(Task description):
Pick out all lines in the listing holding the string "鈴木慶智" and copy them.

<<<<

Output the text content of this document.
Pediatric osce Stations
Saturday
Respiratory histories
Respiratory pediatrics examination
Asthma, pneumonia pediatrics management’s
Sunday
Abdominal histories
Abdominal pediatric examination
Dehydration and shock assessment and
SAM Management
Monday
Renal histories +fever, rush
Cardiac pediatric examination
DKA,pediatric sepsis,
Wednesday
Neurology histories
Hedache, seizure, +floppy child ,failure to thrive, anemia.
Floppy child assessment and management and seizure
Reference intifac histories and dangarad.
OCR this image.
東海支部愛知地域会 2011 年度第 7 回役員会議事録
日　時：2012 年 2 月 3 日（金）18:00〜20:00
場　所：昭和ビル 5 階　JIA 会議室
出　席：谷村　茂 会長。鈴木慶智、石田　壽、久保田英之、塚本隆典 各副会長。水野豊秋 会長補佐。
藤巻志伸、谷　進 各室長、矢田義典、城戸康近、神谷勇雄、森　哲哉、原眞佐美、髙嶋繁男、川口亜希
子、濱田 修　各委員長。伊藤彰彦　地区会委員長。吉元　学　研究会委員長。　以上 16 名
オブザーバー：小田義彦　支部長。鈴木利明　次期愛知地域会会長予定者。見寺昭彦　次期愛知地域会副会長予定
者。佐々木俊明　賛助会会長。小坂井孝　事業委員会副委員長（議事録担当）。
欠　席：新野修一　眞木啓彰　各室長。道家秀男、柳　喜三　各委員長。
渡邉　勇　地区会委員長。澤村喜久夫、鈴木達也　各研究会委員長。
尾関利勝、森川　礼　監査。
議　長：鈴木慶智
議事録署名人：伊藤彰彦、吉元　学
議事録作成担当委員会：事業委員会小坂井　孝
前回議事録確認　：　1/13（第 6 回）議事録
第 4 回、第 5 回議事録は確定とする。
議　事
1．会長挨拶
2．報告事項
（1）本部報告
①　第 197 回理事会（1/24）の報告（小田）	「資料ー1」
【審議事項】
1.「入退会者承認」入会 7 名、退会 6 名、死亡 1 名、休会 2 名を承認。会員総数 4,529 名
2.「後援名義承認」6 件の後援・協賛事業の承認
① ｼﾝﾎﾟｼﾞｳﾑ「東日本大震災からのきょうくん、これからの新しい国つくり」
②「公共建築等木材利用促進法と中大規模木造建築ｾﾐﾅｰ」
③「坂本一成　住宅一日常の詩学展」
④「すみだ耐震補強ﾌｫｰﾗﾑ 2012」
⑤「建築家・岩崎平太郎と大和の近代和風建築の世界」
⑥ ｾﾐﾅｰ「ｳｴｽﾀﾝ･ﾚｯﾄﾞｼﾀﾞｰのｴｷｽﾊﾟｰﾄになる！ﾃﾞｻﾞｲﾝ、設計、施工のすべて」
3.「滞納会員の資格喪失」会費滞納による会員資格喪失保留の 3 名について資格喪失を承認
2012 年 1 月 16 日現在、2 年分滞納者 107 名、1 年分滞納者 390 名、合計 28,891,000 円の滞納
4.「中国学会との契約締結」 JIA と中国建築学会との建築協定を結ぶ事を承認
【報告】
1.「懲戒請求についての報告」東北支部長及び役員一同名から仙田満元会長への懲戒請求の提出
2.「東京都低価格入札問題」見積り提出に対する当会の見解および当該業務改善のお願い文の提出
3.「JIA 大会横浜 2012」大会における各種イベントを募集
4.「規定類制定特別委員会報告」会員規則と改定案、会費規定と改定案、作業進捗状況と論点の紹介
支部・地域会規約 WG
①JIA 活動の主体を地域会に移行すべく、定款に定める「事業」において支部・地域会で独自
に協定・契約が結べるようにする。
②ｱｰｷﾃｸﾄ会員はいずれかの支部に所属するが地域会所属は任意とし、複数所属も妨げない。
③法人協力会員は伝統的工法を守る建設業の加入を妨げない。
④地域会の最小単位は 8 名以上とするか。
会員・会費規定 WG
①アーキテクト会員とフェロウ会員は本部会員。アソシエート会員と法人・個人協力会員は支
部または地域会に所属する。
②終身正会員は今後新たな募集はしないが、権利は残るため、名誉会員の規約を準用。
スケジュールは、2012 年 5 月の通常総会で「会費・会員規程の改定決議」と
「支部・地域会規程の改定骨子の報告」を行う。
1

>>>>

(Finished task):
出　席：谷村　茂 会長。鈴木慶智、石田　壽、久保田英之、塚本隆典 各副会長。水野豊秋 会長補佐。
議　長：鈴木慶智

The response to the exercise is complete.